## TASK DIRECTIONS
Write down every entry below once more, exactly.

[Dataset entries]
::::::::

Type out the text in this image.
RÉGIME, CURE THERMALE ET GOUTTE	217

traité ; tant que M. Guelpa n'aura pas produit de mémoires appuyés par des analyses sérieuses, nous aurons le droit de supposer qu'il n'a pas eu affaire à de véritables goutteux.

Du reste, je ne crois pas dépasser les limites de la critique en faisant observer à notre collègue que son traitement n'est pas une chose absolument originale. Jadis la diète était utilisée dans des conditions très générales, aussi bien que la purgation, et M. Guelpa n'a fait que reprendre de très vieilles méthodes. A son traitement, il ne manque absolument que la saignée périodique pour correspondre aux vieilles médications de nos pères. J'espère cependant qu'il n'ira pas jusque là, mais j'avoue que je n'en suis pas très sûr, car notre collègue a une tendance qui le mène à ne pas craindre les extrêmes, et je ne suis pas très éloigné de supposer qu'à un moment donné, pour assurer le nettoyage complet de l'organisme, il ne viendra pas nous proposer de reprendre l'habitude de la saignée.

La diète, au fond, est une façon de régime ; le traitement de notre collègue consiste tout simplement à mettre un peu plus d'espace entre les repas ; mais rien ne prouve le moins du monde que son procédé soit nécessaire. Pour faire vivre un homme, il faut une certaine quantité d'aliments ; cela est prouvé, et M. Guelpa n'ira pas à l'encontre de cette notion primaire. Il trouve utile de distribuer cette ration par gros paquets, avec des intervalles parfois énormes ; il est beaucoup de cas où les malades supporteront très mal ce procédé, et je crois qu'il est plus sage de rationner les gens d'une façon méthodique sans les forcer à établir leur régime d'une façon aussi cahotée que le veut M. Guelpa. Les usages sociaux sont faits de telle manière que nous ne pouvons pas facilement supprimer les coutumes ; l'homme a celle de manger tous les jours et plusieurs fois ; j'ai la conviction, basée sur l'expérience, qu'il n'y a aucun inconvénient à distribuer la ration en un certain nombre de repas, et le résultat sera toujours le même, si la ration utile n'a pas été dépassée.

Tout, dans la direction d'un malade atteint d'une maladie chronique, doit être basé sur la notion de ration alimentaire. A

::::::::

## PROBLEM SOLUTION
Type out the text in this image.
RÉGIME, CURE THERMALE ET GOUTTE	217

traité ; tant que M. Guelpa n'aura pas produit de mémoires appuyés par des analyses sérieuses, nous aurons le droit de supposer qu'il n'a pas eu affaire à de véritables goutteux.

Du reste, je ne crois pas dépasser les limites de la critique en faisant observer à notre collègue que son traitement n'est pas une chose absolument originale. Jadis la diète était utilisée dans des conditions très générales, aussi bien que la purgation, et M. Guelpa n'a fait que reprendre de très vieilles méthodes. A son traitement, il ne manque absolument que la saignée périodique pour correspondre aux vieilles médications de nos pères. J'espère cependant qu'il n'ira pas jusque là, mais j'avoue que je n'en suis pas très sûr, car notre collègue a une tendance qui le mène à ne pas craindre les extrêmes, et je ne suis pas très éloigné de supposer qu'à un moment donné, pour assurer le nettoyage complet de l'organisme, il ne viendra pas nous proposer de reprendre l'habitude de la saignée.

La diète, au fond, est une façon de régime ; le traitement de notre collègue consiste tout simplement à mettre un peu plus d'espace entre les repas ; mais rien ne prouve le moins du monde que son procédé soit nécessaire. Pour faire vivre un homme, il faut une certaine quantité d'aliments ; cela est prouvé, et M. Guelpa n'ira pas à l'encontre de cette notion primaire. Il trouve utile de distribuer cette ration par gros paquets, avec des intervalles parfois énormes ; il est beaucoup de cas où les malades supporteront très mal ce procédé, et je crois qu'il est plus sage de rationner les gens d'une façon méthodique sans les forcer à établir leur régime d'une façon aussi cahotée que le veut M. Guelpa. Les usages sociaux sont faits de telle manière que nous ne pouvons pas facilement supprimer les coutumes ; l'homme a celle de manger tous les jours et plusieurs fois ; j'ai la conviction, basée sur l'expérience, qu'il n'y a aucun inconvénient à distribuer la ration en un certain nombre de repas, et le résultat sera toujours le même, si la ration utile n'a pas été dépassée.

Tout, dans la direction d'un malade atteint d'une maladie chronique, doit être basé sur la notion de ration alimentaire. A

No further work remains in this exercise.